● **STATED EXERCISE**: Emit the data below verbatim, stripping out any pictures.

(Dataset entries)
* Begin *

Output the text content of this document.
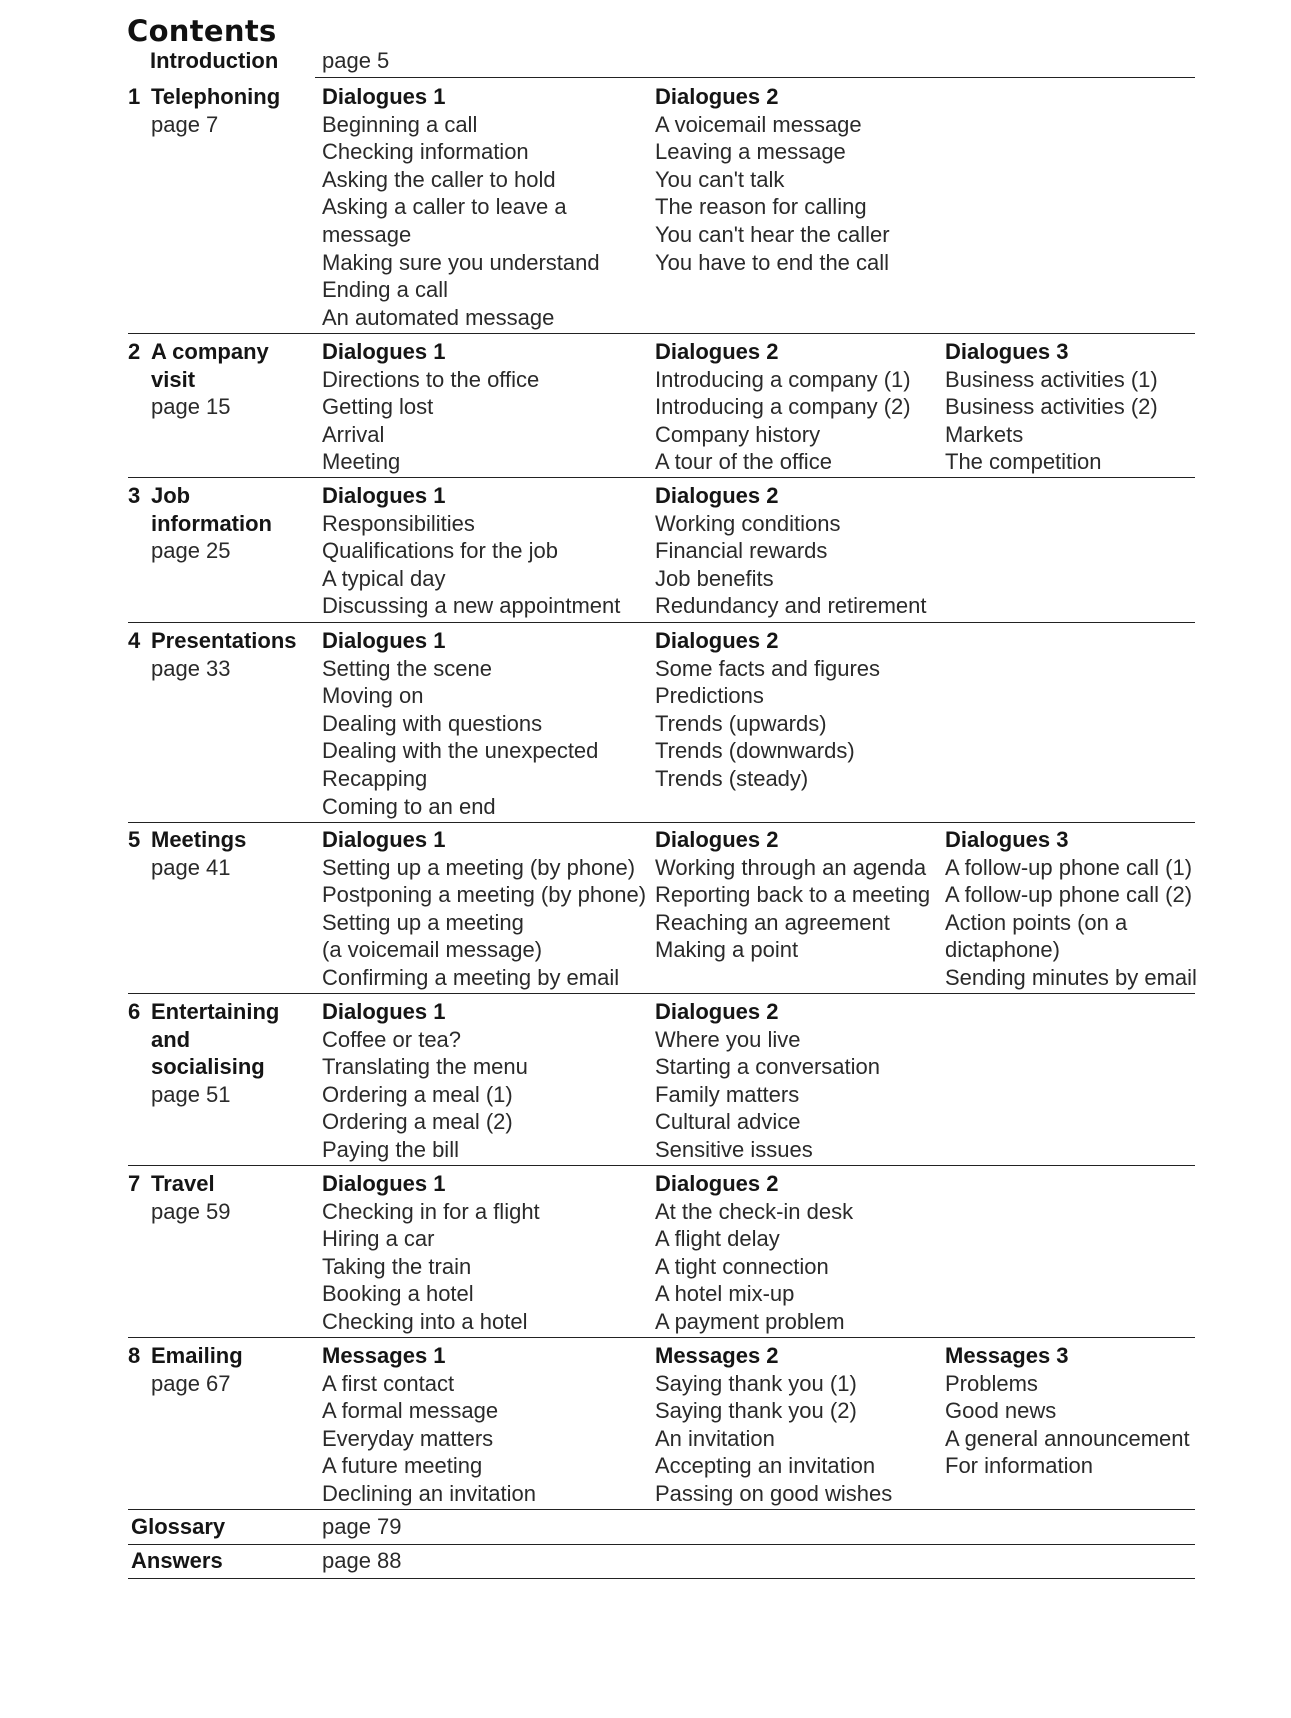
Contents
Introduction page 5
1 Telephoning
page 7
Dialogues 1
Beginning a call
Checking information
Asking the caller to hold
Asking a caller to leave a
message
Making sure you understand
Ending a call
An automated message
Dialogues 2
A voicemail message
Leaving a message
You can't talk
The reason for calling
You can't hear the caller
You have to end the call
2 A company
visit
page 15
Dialogues 1
Directions to the office
Getting lost
Arrival
Meeting
Dialogues 2
Introducing a company (1)
Introducing a company (2)
Company history
A tour of the office
Dialogues 3
Business activities (1)
Business activities (2)
Markets
The competition
3 Job
information
page 25
Dialogues 1
Responsibilities
Qualifications for the job
A typical day
Discussing a new appointment
Dialogues 2
Working conditions
Financial rewards
Job benefits
Redundancy and retirement
4 Presentations
page 33
Dialogues 1
Setting the scene
Moving on
Dealing with questions
Dealing with the unexpected
Recapping
Coming to an end
Dialogues 2
Some facts and figures
Predictions
Trends (upwards)
Trends (downwards)
Trends (steady)
5 Meetings
page 41
Dialogues 1
Setting up a meeting (by phone)
Postponing a meeting (by phone)
Setting up a meeting
(a voicemail message)
Confirming a meeting by email
Dialogues 2
Working through an agenda
Reporting back to a meeting
Reaching an agreement
Making a point
Dialogues 3
A follow-up phone call (1)
A follow-up phone call (2)
Action points (on a
dictaphone)
Sending minutes by email
6 Entertaining
and
socialising
page 51
Dialogues 1
Coffee or tea?
Translating the menu
Ordering a meal (1)
Ordering a meal (2)
Paying the bill
Dialogues 2
Where you live
Starting a conversation
Family matters
Cultural advice
Sensitive issues
7 Travel
page 59
Dialogues 1
Checking in for a flight
Hiring a car
Taking the train
Booking a hotel
Checking into a hotel
Dialogues 2
At the check-in desk
A flight delay
A tight connection
A hotel mix-up
A payment problem
8 Emailing
page 67
Messages 1
A first contact
A formal message
Everyday matters
A future meeting
Declining an invitation
Messages 2
Saying thank you (1)
Saying thank you (2)
An invitation
Accepting an invitation
Passing on good wishes
Messages 3
Problems
Good news
A general announcement
For information
Glossary	page 79
Answers	page 88
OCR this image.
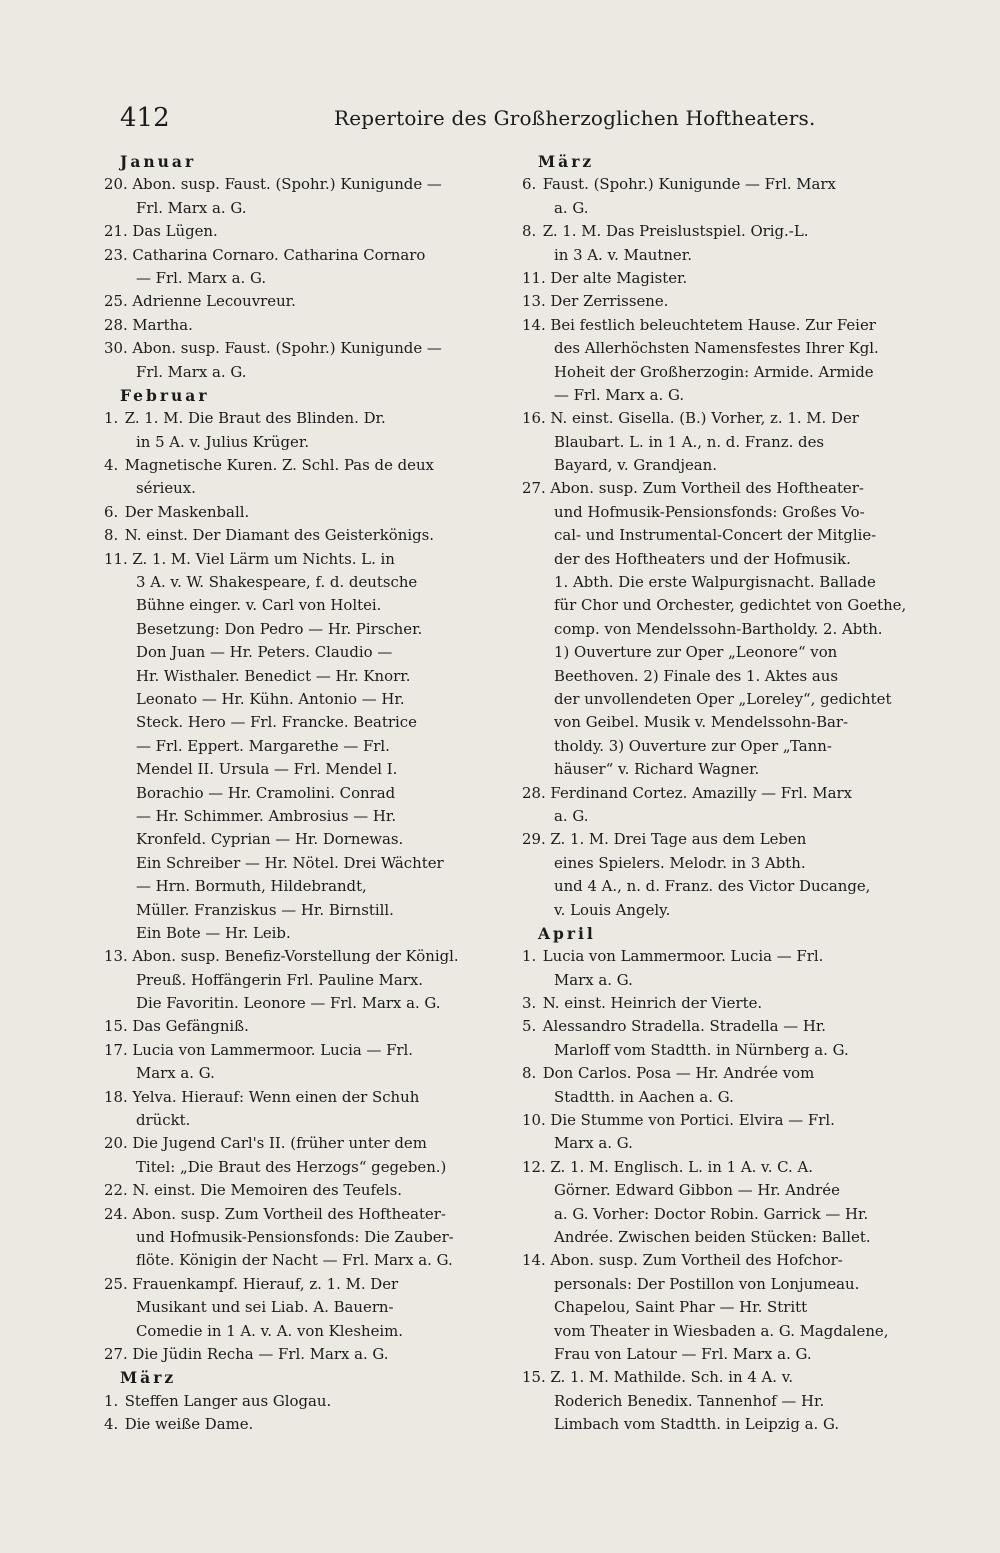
412	Repertoire des Großherzoglichen Hoftheaters.
Januar
20. Abon. susp. Faust. (Spohr.) Kunigunde —
Frl. Marx a. G.
21. Das Lügen.
23. Catharina Cornaro. Catharina Cornaro
— Frl. Marx a. G.
25. Adrienne Lecouvreur.
28. Martha.
30. Abon. susp. Faust. (Spohr.) Kunigunde —
Frl. Marx a. G.
Februar
1. Z. 1. M. Die Braut des Blinden. Dr.
in 5 A. v. Julius Krüger.
4. Magnetische Kuren. Z. Schl. Pas de deux
sérieux.
6. Der Maskenball.
8. N. einst. Der Diamant des Geisterkönigs.
11. Z. 1. M. Viel Lärm um Nichts. L. in
3 A. v. W. Shakespeare, f. d. deutsche
Bühne einger. v. Carl von Holtei.
Besetzung: Don Pedro — Hr. Pirscher.
Don Juan — Hr. Peters. Claudio —
Hr. Wisthaler. Benedict — Hr. Knorr.
Leonato — Hr. Kühn. Antonio — Hr.
Steck. Hero — Frl. Francke. Beatrice
— Frl. Eppert. Margarethe — Frl.
Mendel II. Ursula — Frl. Mendel I.
Borachio — Hr. Cramolini. Conrad
— Hr. Schimmer. Ambrosius — Hr.
Kronfeld. Cyprian — Hr. Dornewas.
Ein Schreiber — Hr. Nötel. Drei Wächter
— Hrn. Bormuth, Hildebrandt,
Müller. Franziskus — Hr. Birnstill.
Ein Bote — Hr. Leib.
13. Abon. susp. Benefiz-Vorstellung der Königl.
Preuß. Hoffängerin Frl. Pauline Marx.
Die Favoritin. Leonore — Frl. Marx a. G.
15. Das Gefängniß.
17. Lucia von Lammermoor. Lucia — Frl.
Marx a. G.
18. Yelva. Hierauf: Wenn einen der Schuh
drückt.
20. Die Jugend Carl's II. (früher unter dem
Titel: „Die Braut des Herzogs“ gegeben.)
22. N. einst. Die Memoiren des Teufels.
24. Abon. susp. Zum Vortheil des Hoftheater-
und Hofmusik-Pensionsfonds: Die Zauber-
flöte. Königin der Nacht — Frl. Marx a. G.
25. Frauenkampf. Hierauf, z. 1. M. Der
Musikant und sei Liab. A. Bauern-
Comedie in 1 A. v. A. von Klesheim.
27. Die Jüdin Recha — Frl. Marx a. G.
März
1. Steffen Langer aus Glogau.
4. Die weiße Dame.
März
6. Faust. (Spohr.) Kunigunde — Frl. Marx
a. G.
8. Z. 1. M. Das Preislustspiel. Orig.-L.
in 3 A. v. Mautner.
11. Der alte Magister.
13. Der Zerrissene.
14. Bei festlich beleuchtetem Hause. Zur Feier
des Allerhöchsten Namensfestes Ihrer Kgl.
Hoheit der Großherzogin: Armide. Armide
— Frl. Marx a. G.
16. N. einst. Gisella. (B.) Vorher, z. 1. M. Der
Blaubart. L. in 1 A., n. d. Franz. des
Bayard, v. Grandjean.
27. Abon. susp. Zum Vortheil des Hoftheater-
und Hofmusik-Pensionsfonds: Großes Vo-
cal- und Instrumental-Concert der Mitglie-
der des Hoftheaters und der Hofmusik.
1. Abth. Die erste Walpurgisnacht. Ballade
für Chor und Orchester, gedichtet von Goethe,
comp. von Mendelssohn-Bartholdy. 2. Abth.
1) Ouverture zur Oper „Leonore“ von
Beethoven. 2) Finale des 1. Aktes aus
der unvollendeten Oper „Loreley“, gedichtet
von Geibel. Musik v. Mendelssohn-Bar-
tholdy. 3) Ouverture zur Oper „Tann-
häuser“ v. Richard Wagner.
28. Ferdinand Cortez. Amazilly — Frl. Marx
a. G.
29. Z. 1. M. Drei Tage aus dem Leben
eines Spielers. Melodr. in 3 Abth.
und 4 A., n. d. Franz. des Victor Ducange,
v. Louis Angely.
April
1. Lucia von Lammermoor. Lucia — Frl.
Marx a. G.
3. N. einst. Heinrich der Vierte.
5. Alessandro Stradella. Stradella — Hr.
Marloff vom Stadtth. in Nürnberg a. G.
8. Don Carlos. Posa — Hr. Andrée vom
Stadtth. in Aachen a. G.
10. Die Stumme von Portici. Elvira — Frl.
Marx a. G.
12. Z. 1. M. Englisch. L. in 1 A. v. C. A.
Görner. Edward Gibbon — Hr. Andrée
a. G. Vorher: Doctor Robin. Garrick — Hr.
Andrée. Zwischen beiden Stücken: Ballet.
14. Abon. susp. Zum Vortheil des Hofchor-
personals: Der Postillon von Lonjumeau.
Chapelou, Saint Phar — Hr. Stritt
vom Theater in Wiesbaden a. G. Magdalene,
Frau von Latour — Frl. Marx a. G.
15. Z. 1. M. Mathilde. Sch. in 4 A. v.
Roderich Benedix. Tannenhof — Hr.
Limbach vom Stadtth. in Leipzig a. G.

* End *

● **REPLY**:
Output the text content of this document.
Contents
Introduction page 5
1 Telephoning
page 7
Dialogues 1
Beginning a call
Checking information
Asking the caller to hold
Asking a caller to leave a
message
Making sure you understand
Ending a call
An automated message
Dialogues 2
A voicemail message
Leaving a message
You can't talk
The reason for calling
You can't hear the caller
You have to end the call
2 A company
visit
page 15
Dialogues 1
Directions to the office
Getting lost
Arrival
Meeting
Dialogues 2
Introducing a company (1)
Introducing a company (2)
Company history
A tour of the office
Dialogues 3
Business activities (1)
Business activities (2)
Markets
The competition
3 Job
information
page 25
Dialogues 1
Responsibilities
Qualifications for the job
A typical day
Discussing a new appointment
Dialogues 2
Working conditions
Financial rewards
Job benefits
Redundancy and retirement
4 Presentations
page 33
Dialogues 1
Setting the scene
Moving on
Dealing with questions
Dealing with the unexpected
Recapping
Coming to an end
Dialogues 2
Some facts and figures
Predictions
Trends (upwards)
Trends (downwards)
Trends (steady)
5 Meetings
page 41
Dialogues 1
Setting up a meeting (by phone)
Postponing a meeting (by phone)
Setting up a meeting
(a voicemail message)
Confirming a meeting by email
Dialogues 2
Working through an agenda
Reporting back to a meeting
Reaching an agreement
Making a point
Dialogues 3
A follow-up phone call (1)
A follow-up phone call (2)
Action points (on a
dictaphone)
Sending minutes by email
6 Entertaining
and
socialising
page 51
Dialogues 1
Coffee or tea?
Translating the menu
Ordering a meal (1)
Ordering a meal (2)
Paying the bill
Dialogues 2
Where you live
Starting a conversation
Family matters
Cultural advice
Sensitive issues
7 Travel
page 59
Dialogues 1
Checking in for a flight
Hiring a car
Taking the train
Booking a hotel
Checking into a hotel
Dialogues 2
At the check-in desk
A flight delay
A tight connection
A hotel mix-up
A payment problem
8 Emailing
page 67
Messages 1
A first contact
A formal message
Everyday matters
A future meeting
Declining an invitation
Messages 2
Saying thank you (1)
Saying thank you (2)
An invitation
Accepting an invitation
Passing on good wishes
Messages 3
Problems
Good news
A general announcement
For information
Glossary	page 79
Answers	page 88
OCR this image.
412	Repertoire des Großherzoglichen Hoftheaters.
Januar
20. Abon. susp. Faust. (Spohr.) Kunigunde —
Frl. Marx a. G.
21. Das Lügen.
23. Catharina Cornaro. Catharina Cornaro
— Frl. Marx a. G.
25. Adrienne Lecouvreur.
28. Martha.
30. Abon. susp. Faust. (Spohr.) Kunigunde —
Frl. Marx a. G.
Februar
1. Z. 1. M. Die Braut des Blinden. Dr.
in 5 A. v. Julius Krüger.
4. Magnetische Kuren. Z. Schl. Pas de deux
sérieux.
6. Der Maskenball.
8. N. einst. Der Diamant des Geisterkönigs.
11. Z. 1. M. Viel Lärm um Nichts. L. in
3 A. v. W. Shakespeare, f. d. deutsche
Bühne einger. v. Carl von Holtei.
Besetzung: Don Pedro — Hr. Pirscher.
Don Juan — Hr. Peters. Claudio —
Hr. Wisthaler. Benedict — Hr. Knorr.
Leonato — Hr. Kühn. Antonio — Hr.
Steck. Hero — Frl. Francke. Beatrice
— Frl. Eppert. Margarethe — Frl.
Mendel II. Ursula — Frl. Mendel I.
Borachio — Hr. Cramolini. Conrad
— Hr. Schimmer. Ambrosius — Hr.
Kronfeld. Cyprian — Hr. Dornewas.
Ein Schreiber — Hr. Nötel. Drei Wächter
— Hrn. Bormuth, Hildebrandt,
Müller. Franziskus — Hr. Birnstill.
Ein Bote — Hr. Leib.
13. Abon. susp. Benefiz-Vorstellung der Königl.
Preuß. Hoffängerin Frl. Pauline Marx.
Die Favoritin. Leonore — Frl. Marx a. G.
15. Das Gefängniß.
17. Lucia von Lammermoor. Lucia — Frl.
Marx a. G.
18. Yelva. Hierauf: Wenn einen der Schuh
drückt.
20. Die Jugend Carl's II. (früher unter dem
Titel: „Die Braut des Herzogs“ gegeben.)
22. N. einst. Die Memoiren des Teufels.
24. Abon. susp. Zum Vortheil des Hoftheater-
und Hofmusik-Pensionsfonds: Die Zauber-
flöte. Königin der Nacht — Frl. Marx a. G.
25. Frauenkampf. Hierauf, z. 1. M. Der
Musikant und sei Liab. A. Bauern-
Comedie in 1 A. v. A. von Klesheim.
27. Die Jüdin Recha — Frl. Marx a. G.
März
1. Steffen Langer aus Glogau.
4. Die weiße Dame.
März
6. Faust. (Spohr.) Kunigunde — Frl. Marx
a. G.
8. Z. 1. M. Das Preislustspiel. Orig.-L.
in 3 A. v. Mautner.
11. Der alte Magister.
13. Der Zerrissene.
14. Bei festlich beleuchtetem Hause. Zur Feier
des Allerhöchsten Namensfestes Ihrer Kgl.
Hoheit der Großherzogin: Armide. Armide
— Frl. Marx a. G.
16. N. einst. Gisella. (B.) Vorher, z. 1. M. Der
Blaubart. L. in 1 A., n. d. Franz. des
Bayard, v. Grandjean.
27. Abon. susp. Zum Vortheil des Hoftheater-
und Hofmusik-Pensionsfonds: Großes Vo-
cal- und Instrumental-Concert der Mitglie-
der des Hoftheaters und der Hofmusik.
1. Abth. Die erste Walpurgisnacht. Ballade
für Chor und Orchester, gedichtet von Goethe,
comp. von Mendelssohn-Bartholdy. 2. Abth.
1) Ouverture zur Oper „Leonore“ von
Beethoven. 2) Finale des 1. Aktes aus
der unvollendeten Oper „Loreley“, gedichtet
von Geibel. Musik v. Mendelssohn-Bar-
tholdy. 3) Ouverture zur Oper „Tann-
häuser“ v. Richard Wagner.
28. Ferdinand Cortez. Amazilly — Frl. Marx
a. G.
29. Z. 1. M. Drei Tage aus dem Leben
eines Spielers. Melodr. in 3 Abth.
und 4 A., n. d. Franz. des Victor Ducange,
v. Louis Angely.
April
1. Lucia von Lammermoor. Lucia — Frl.
Marx a. G.
3. N. einst. Heinrich der Vierte.
5. Alessandro Stradella. Stradella — Hr.
Marloff vom Stadtth. in Nürnberg a. G.
8. Don Carlos. Posa — Hr. Andrée vom
Stadtth. in Aachen a. G.
10. Die Stumme von Portici. Elvira — Frl.
Marx a. G.
12. Z. 1. M. Englisch. L. in 1 A. v. C. A.
Görner. Edward Gibbon — Hr. Andrée
a. G. Vorher: Doctor Robin. Garrick — Hr.
Andrée. Zwischen beiden Stücken: Ballet.
14. Abon. susp. Zum Vortheil des Hofchor-
personals: Der Postillon von Lonjumeau.
Chapelou, Saint Phar — Hr. Stritt
vom Theater in Wiesbaden a. G. Magdalene,
Frau von Latour — Frl. Marx a. G.
15. Z. 1. M. Mathilde. Sch. in 4 A. v.
Roderich Benedix. Tannenhof — Hr.
Limbach vom Stadtth. in Leipzig a. G.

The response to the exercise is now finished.